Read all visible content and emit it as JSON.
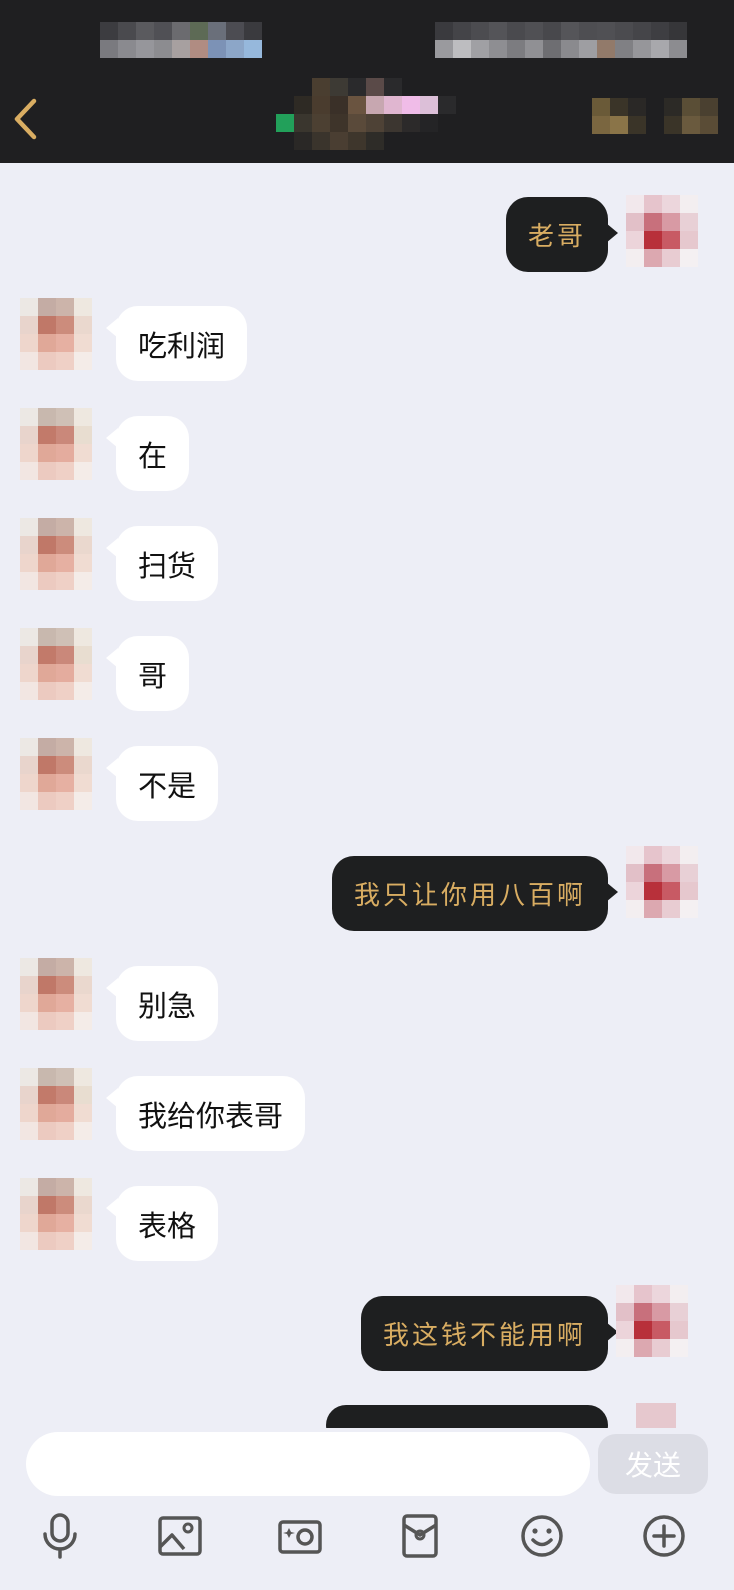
{
  "colors": {
    "header_bg": "#1f1f21",
    "chat_bg": "#edeef6",
    "incoming_bubble": "#ffffff",
    "outgoing_bubble": "#1e1f20",
    "outgoing_text": "#d9ad62",
    "back_arrow": "#d9ad62"
  },
  "header": {
    "back_icon": "chevron-left-icon",
    "title": "",
    "status_text": ""
  },
  "messages": [
    {
      "side": "out",
      "text": "老哥"
    },
    {
      "side": "in",
      "text": "吃利润"
    },
    {
      "side": "in",
      "text": "在"
    },
    {
      "side": "in",
      "text": "扫货"
    },
    {
      "side": "in",
      "text": "哥"
    },
    {
      "side": "in",
      "text": "不是"
    },
    {
      "side": "out",
      "text": "我只让你用八百啊"
    },
    {
      "side": "in",
      "text": "别急"
    },
    {
      "side": "in",
      "text": "我给你表哥"
    },
    {
      "side": "in",
      "text": "表格"
    },
    {
      "side": "out",
      "text": "我这钱不能用啊"
    }
  ],
  "composer": {
    "input_value": "",
    "input_placeholder": "",
    "send_label": "发送"
  },
  "toolbar": [
    {
      "icon": "microphone-icon"
    },
    {
      "icon": "image-icon"
    },
    {
      "icon": "camera-icon"
    },
    {
      "icon": "red-packet-icon"
    },
    {
      "icon": "emoji-icon"
    },
    {
      "icon": "plus-icon"
    }
  ]
}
• • • • •
To do: Exclude the pictures and repeat every other part of the records word for word.

Exercise response:
Read all visible content and emit it as JSON.
{
  "colors": {
    "header_bg": "#1f1f21",
    "chat_bg": "#edeef6",
    "incoming_bubble": "#ffffff",
    "outgoing_bubble": "#1e1f20",
    "outgoing_text": "#d9ad62",
    "back_arrow": "#d9ad62"
  },
  "header": {
    "back_icon": "chevron-left-icon",
    "title": "",
    "status_text": ""
  },
  "messages": [
    {
      "side": "out",
      "text": "老哥"
    },
    {
      "side": "in",
      "text": "吃利润"
    },
    {
      "side": "in",
      "text": "在"
    },
    {
      "side": "in",
      "text": "扫货"
    },
    {
      "side": "in",
      "text": "哥"
    },
    {
      "side": "in",
      "text": "不是"
    },
    {
      "side": "out",
      "text": "我只让你用八百啊"
    },
    {
      "side": "in",
      "text": "别急"
    },
    {
      "side": "in",
      "text": "我给你表哥"
    },
    {
      "side": "in",
      "text": "表格"
    },
    {
      "side": "out",
      "text": "我这钱不能用啊"
    }
  ],
  "composer": {
    "input_value": "",
    "input_placeholder": "",
    "send_label": "发送"
  },
  "toolbar": [
    {
      "icon": "microphone-icon"
    },
    {
      "icon": "image-icon"
    },
    {
      "icon": "camera-icon"
    },
    {
      "icon": "red-packet-icon"
    },
    {
      "icon": "emoji-icon"
    },
    {
      "icon": "plus-icon"
    }
  ]
}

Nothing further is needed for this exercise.